_Excerpt_
————

Saturday, May 21, 2016

Week 8: Nanotechnology and Art

            After watching Dr. Gimzewski’s lectures on nanotechnology and art I became aware of how this technology is a field full of possibilities. Nanotechnology surrounds us in everyday objects; however, the size of these particles is so minute that it goes unnoticed how imperative nanoparticles are.
The basis of nanotechnology and the discovery of these atoms began by using the Scanning Tunneling Microscope. This microscope provides the ability to “feel” the atoms and can map out their position. To map out the atoms, this microscope undergoes a rastering process where it converts a simple image into a basic map. Generating a map begins by taking a blank canvas and shading it in with color, similar to a heat map. This canvas depicts which areas contain more atoms and the information is then transferred to a computer and using computer technology one can build the model of an atom. Additionally, the microscope can bring atoms very close to one another, where these individuals can make partial atomic bonds. This technology allows for art to be created, as manipulating the atoms can lead to creating shapes and structures, seen in the work of Don Eigler.
Relating to nanotechnology, nanoparticles are one of the most important things dealing with our society and commercial business today. Nanoparticles can be seen in stained glass, where the particles combine together and create an image with varying colors that cannot be created from normal pigments. Additionally, nanoparticles have the lotus leaf effect, where they can change properties, which is why water runs off of the lotus leaf. Today, these nanoparticles can be seen in self-cleaning fabrics, furniture, and upholstery.
The world of nanotechnology and art is full of endless possibilities and it is a field that can be explored in much greater depth. The advancement of technology will only increase the ability to discover the world of minute particles and build them into something beneficial for our society.

"About Nanotechnology." About Nanotechnology. Web. 21 May 2016.
"Art in the Age of Nanotechnology." Art.Base. Web. 20 May 2016.
Hafiz, Yasmine. "The Most Stunning Stained Glass Windows In The World (PHOTOS)." The Huffington Post. Web. 20 May 2016.
"Nanoparticle Applications and Uses ." Nanoparticles Applications  and Uses. Web. 21 May 2016.
"Scientific Image - Quantum Corral (top View)." Home. Web. 20 May 2016.
ScienceDaily. ScienceDaily. Web. 20 May 2016.
Science: HowStuffWorks. Web. 21 May 2016.
"Seeing Atoms." Seeing Atoms. Web. 20 May 2016.

"The Scanning Tunneling Microscope." The Scanning Tunneling Microscope. Web. 20 May 2016.


  1. I also watched Dr. Gimzewski's video and was in awe of the possibilities of nanotechnology. It's interesting to me to see how someone can manipulate something on an atomic level and create a new object. I liked the stained glass example because I think it really shows the artistic side of nanotechnology an what people can do with it. It'll be interesting to see what scientists and artists can continue to do with this technology.

  2. Goldy,

    I thought your point on nanoparticles and their importance was very relevant. It is amazing to hear how nanoparticles are everywhere in our lives, and make up a lot of things, many of which involve art.

————

_Information shown_
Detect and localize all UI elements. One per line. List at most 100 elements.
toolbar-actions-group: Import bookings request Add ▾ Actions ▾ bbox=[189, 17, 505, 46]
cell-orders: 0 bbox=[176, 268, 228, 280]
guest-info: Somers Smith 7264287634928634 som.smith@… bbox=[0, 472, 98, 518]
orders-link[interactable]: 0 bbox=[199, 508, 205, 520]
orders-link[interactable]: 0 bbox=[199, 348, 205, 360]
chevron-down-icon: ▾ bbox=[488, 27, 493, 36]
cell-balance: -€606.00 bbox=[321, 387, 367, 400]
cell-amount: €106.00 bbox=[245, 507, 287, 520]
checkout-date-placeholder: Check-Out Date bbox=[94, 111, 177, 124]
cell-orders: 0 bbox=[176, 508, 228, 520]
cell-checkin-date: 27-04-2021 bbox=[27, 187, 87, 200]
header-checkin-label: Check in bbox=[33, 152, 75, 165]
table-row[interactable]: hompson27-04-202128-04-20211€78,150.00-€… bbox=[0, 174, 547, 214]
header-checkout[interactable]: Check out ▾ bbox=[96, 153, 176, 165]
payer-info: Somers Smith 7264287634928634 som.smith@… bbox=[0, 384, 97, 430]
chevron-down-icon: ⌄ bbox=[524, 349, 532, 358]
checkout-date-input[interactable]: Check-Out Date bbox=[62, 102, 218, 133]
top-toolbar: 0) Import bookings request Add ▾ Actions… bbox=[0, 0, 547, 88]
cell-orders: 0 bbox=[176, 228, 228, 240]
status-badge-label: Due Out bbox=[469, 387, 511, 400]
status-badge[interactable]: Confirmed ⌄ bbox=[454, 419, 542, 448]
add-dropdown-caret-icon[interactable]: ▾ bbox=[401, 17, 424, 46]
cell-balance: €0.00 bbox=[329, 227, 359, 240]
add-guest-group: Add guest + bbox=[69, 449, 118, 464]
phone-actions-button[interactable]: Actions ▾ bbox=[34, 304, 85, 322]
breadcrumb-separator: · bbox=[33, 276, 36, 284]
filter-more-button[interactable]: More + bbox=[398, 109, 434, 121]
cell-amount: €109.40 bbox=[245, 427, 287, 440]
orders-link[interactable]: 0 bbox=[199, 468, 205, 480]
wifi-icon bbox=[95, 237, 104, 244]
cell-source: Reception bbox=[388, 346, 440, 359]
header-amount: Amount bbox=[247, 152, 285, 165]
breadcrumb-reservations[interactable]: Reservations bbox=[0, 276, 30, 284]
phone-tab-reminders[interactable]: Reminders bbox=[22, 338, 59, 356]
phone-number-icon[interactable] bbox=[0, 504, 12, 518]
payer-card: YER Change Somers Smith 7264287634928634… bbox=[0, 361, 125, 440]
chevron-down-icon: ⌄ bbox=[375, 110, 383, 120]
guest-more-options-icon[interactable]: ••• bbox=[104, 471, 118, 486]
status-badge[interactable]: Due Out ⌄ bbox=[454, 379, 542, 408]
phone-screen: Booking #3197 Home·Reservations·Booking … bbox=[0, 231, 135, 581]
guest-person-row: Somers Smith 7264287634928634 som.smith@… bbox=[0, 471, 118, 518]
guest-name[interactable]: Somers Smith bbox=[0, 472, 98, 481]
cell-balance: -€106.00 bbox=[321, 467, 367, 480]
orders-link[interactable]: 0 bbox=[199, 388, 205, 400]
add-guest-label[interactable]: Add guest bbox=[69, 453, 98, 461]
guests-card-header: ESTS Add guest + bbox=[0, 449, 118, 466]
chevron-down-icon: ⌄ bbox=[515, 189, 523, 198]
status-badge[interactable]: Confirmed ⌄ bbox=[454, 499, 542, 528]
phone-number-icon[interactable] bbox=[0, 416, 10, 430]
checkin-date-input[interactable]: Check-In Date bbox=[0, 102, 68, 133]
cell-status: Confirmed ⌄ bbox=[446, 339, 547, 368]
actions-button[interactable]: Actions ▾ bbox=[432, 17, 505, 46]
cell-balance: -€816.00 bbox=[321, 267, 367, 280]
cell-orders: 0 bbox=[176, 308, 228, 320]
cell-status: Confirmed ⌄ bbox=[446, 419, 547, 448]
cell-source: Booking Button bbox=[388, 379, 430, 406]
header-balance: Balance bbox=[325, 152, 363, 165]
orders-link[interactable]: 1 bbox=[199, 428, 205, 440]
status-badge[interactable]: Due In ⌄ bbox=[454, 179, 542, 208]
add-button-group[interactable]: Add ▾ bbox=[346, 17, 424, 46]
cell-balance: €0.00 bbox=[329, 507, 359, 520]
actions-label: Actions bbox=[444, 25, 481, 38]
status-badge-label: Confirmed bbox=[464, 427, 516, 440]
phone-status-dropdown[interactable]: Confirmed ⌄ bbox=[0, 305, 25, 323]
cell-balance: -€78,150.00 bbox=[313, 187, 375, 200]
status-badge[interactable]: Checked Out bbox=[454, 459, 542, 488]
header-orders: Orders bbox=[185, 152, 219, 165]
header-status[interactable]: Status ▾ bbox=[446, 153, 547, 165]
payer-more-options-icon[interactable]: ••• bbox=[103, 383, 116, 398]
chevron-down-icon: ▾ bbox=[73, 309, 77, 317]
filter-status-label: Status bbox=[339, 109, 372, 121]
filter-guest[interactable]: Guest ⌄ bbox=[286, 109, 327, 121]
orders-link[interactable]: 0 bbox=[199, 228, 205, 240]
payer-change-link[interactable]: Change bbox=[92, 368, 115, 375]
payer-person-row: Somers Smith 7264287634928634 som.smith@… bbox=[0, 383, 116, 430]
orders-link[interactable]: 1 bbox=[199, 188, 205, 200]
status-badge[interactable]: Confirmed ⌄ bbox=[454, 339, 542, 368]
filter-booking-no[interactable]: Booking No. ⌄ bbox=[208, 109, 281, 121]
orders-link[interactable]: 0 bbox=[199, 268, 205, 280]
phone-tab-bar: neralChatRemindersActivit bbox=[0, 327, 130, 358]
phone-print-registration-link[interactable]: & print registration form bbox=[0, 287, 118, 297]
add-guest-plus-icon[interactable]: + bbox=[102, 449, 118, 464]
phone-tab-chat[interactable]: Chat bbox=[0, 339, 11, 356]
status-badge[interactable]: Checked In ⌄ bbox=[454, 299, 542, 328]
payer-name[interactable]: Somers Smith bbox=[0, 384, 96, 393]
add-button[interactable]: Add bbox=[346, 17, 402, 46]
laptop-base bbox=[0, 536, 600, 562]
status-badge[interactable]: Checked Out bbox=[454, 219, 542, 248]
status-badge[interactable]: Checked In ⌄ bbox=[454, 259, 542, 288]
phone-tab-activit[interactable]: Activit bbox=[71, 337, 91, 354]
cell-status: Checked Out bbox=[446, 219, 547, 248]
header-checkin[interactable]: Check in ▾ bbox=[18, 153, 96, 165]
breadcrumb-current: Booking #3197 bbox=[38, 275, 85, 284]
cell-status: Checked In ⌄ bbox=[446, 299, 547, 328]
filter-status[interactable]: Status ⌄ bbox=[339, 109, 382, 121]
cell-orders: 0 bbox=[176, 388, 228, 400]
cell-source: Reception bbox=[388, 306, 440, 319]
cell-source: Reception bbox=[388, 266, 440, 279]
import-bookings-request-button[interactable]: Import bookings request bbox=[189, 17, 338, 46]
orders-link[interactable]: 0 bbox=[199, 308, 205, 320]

————

_Activity A_
According to the post on nanotechnology and art, in what products can nanoparticles be seen today?
_Activity B_
Say whether each statement agrees with the post on nanotechnology and art. Answer yes or no for each, and quote the deciding words.
(i) The Scanning Tunneling Microscope can bring atoms close enough together to form partial atomic bonds.
(ii) The colors that nanoparticles produce in stained glass can also be made from normal pigments.
(iii) The lectures that the writer watched were given by Don Eigler.

_Exercise solution A_
Self-cleaning fabrics, furniture, and upholstery.

_Exercise solution B_
(i) Yes: "the microscope can bring atoms very close to one another, where these individuals can make partial atomic bonds."
(ii) No: "an image with varying colors that cannot be created from normal pigments."
(iii) No: "After watching Dr. Gimzewski’s lectures on nanotechnology and art"